> _To do_
Copy out every line in the entries below that includes "title".

Figure record extracts:
━━━━
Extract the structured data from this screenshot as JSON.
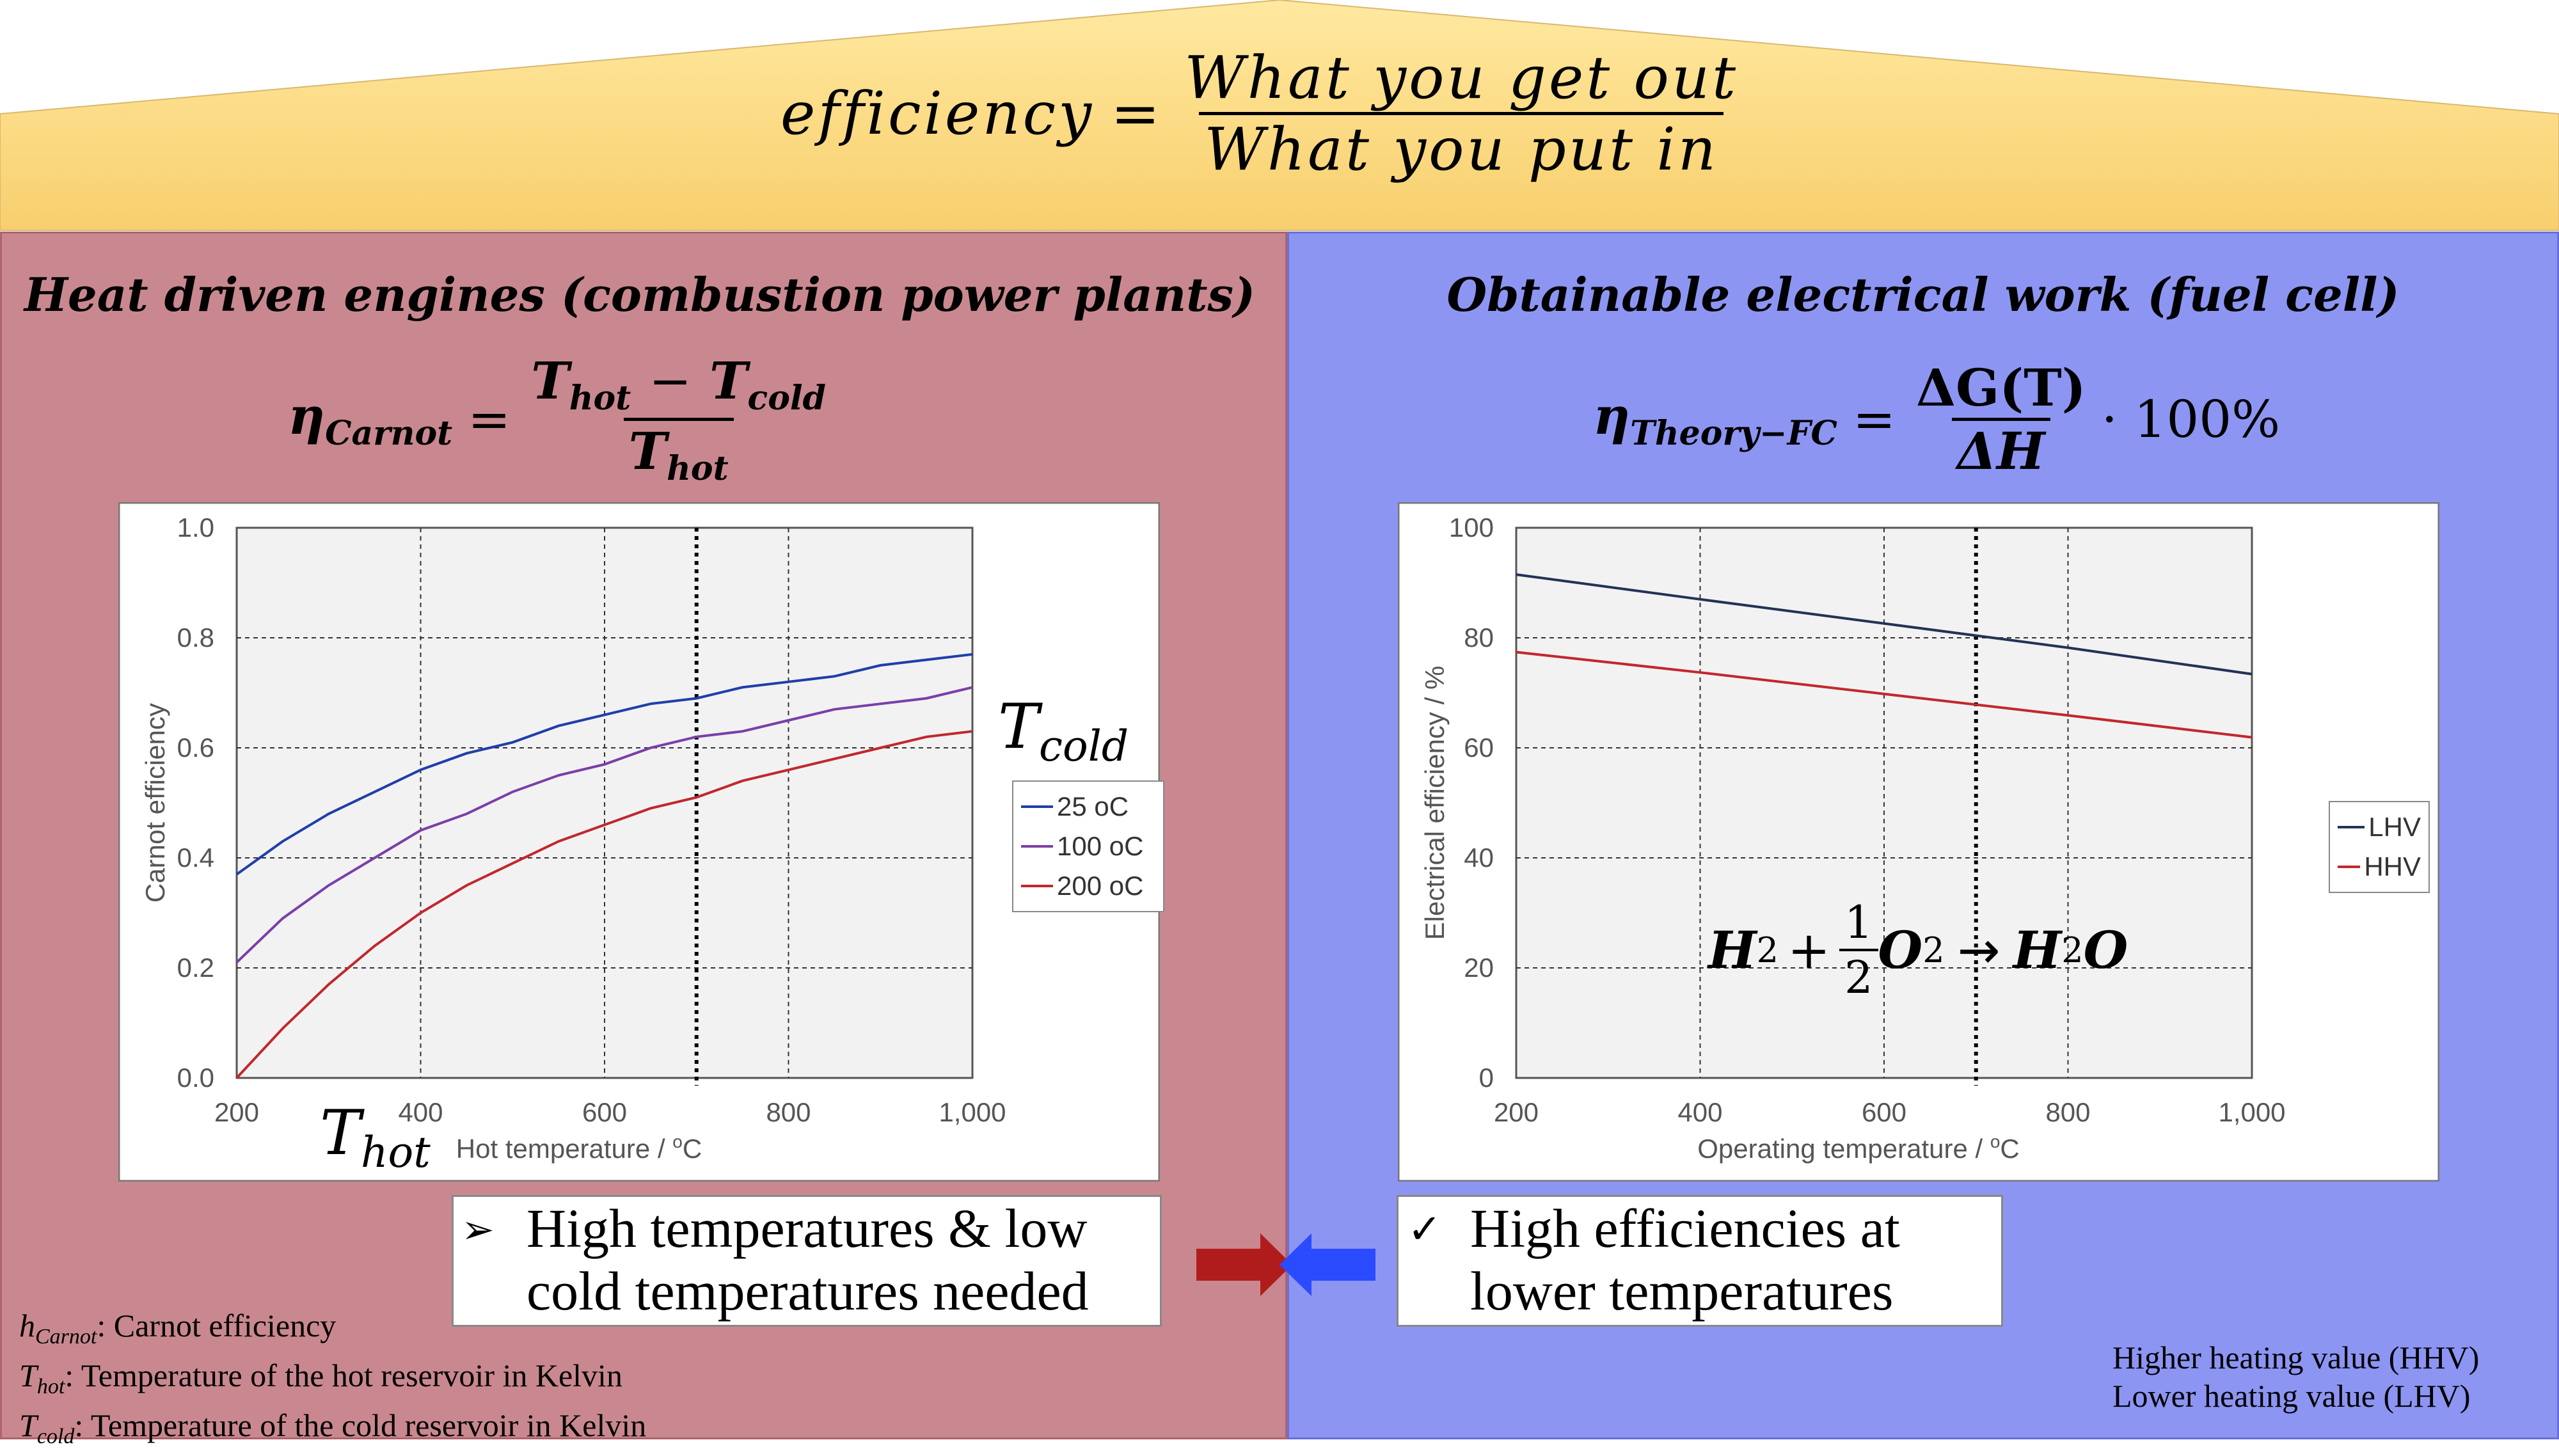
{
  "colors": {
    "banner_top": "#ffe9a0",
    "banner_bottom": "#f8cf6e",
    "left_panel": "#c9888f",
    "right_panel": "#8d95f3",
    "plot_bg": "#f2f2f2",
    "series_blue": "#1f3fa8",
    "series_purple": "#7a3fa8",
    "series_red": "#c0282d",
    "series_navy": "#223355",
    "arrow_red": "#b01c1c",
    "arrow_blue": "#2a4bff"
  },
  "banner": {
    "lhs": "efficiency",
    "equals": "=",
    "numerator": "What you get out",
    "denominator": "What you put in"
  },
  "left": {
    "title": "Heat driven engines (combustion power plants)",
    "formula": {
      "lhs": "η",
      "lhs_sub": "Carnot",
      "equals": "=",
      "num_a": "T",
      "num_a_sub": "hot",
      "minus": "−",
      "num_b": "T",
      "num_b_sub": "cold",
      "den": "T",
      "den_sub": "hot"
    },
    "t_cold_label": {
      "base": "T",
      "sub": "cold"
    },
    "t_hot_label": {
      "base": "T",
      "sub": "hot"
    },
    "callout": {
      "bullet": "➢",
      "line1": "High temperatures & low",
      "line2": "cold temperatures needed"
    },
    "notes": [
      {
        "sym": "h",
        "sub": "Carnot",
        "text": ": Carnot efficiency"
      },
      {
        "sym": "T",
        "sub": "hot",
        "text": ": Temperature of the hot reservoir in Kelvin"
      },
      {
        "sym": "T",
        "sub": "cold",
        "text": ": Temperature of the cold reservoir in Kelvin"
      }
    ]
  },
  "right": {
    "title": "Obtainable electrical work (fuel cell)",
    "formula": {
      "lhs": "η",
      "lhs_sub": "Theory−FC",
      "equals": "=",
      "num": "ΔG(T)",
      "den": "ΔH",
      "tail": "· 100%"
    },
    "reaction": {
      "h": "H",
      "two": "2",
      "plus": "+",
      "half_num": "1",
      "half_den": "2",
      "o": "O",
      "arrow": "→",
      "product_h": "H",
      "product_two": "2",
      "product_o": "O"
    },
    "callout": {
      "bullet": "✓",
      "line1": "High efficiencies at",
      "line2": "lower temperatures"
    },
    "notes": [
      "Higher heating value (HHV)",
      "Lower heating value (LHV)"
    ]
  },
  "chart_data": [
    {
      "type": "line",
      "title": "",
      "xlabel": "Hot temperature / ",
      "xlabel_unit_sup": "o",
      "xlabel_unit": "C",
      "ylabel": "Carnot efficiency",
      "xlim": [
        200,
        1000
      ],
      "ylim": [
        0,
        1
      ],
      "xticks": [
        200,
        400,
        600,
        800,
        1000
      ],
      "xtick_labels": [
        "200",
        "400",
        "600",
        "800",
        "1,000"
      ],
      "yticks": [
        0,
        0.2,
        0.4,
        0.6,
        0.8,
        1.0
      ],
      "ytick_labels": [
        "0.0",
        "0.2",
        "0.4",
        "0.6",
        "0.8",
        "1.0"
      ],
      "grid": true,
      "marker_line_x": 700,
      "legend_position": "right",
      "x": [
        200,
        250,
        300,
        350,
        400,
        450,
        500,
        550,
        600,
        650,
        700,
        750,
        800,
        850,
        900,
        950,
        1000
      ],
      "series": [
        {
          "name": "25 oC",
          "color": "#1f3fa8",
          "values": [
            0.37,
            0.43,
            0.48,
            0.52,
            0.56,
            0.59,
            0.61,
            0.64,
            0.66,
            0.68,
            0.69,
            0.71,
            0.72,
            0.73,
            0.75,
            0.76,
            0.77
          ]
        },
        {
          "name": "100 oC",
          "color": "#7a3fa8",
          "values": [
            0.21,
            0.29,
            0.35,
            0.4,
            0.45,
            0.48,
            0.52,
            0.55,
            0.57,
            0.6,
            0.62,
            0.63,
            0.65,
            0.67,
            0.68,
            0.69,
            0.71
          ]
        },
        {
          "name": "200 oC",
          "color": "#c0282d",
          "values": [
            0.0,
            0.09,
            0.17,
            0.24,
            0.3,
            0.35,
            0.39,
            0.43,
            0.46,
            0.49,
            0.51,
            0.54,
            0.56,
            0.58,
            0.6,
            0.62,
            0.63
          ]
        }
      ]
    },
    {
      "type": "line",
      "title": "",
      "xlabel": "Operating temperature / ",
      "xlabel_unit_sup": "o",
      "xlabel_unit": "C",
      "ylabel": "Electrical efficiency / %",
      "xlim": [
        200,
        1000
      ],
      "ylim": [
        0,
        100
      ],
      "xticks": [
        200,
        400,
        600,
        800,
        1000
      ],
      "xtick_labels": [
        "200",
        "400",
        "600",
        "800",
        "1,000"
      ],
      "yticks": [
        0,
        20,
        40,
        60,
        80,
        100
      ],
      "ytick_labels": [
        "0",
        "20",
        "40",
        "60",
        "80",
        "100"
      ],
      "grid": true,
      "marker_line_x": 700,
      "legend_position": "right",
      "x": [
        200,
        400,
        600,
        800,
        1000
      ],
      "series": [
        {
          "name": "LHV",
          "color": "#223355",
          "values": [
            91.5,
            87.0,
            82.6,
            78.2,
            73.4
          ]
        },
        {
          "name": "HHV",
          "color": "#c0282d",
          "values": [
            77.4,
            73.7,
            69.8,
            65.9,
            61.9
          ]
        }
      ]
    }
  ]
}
━━━━
> _Answer to this problem_
    "title": "Heat driven engines (combustion power plants)",
    "title": "Obtainable electrical work (fuel cell)",
      "title": "",
      "title": "",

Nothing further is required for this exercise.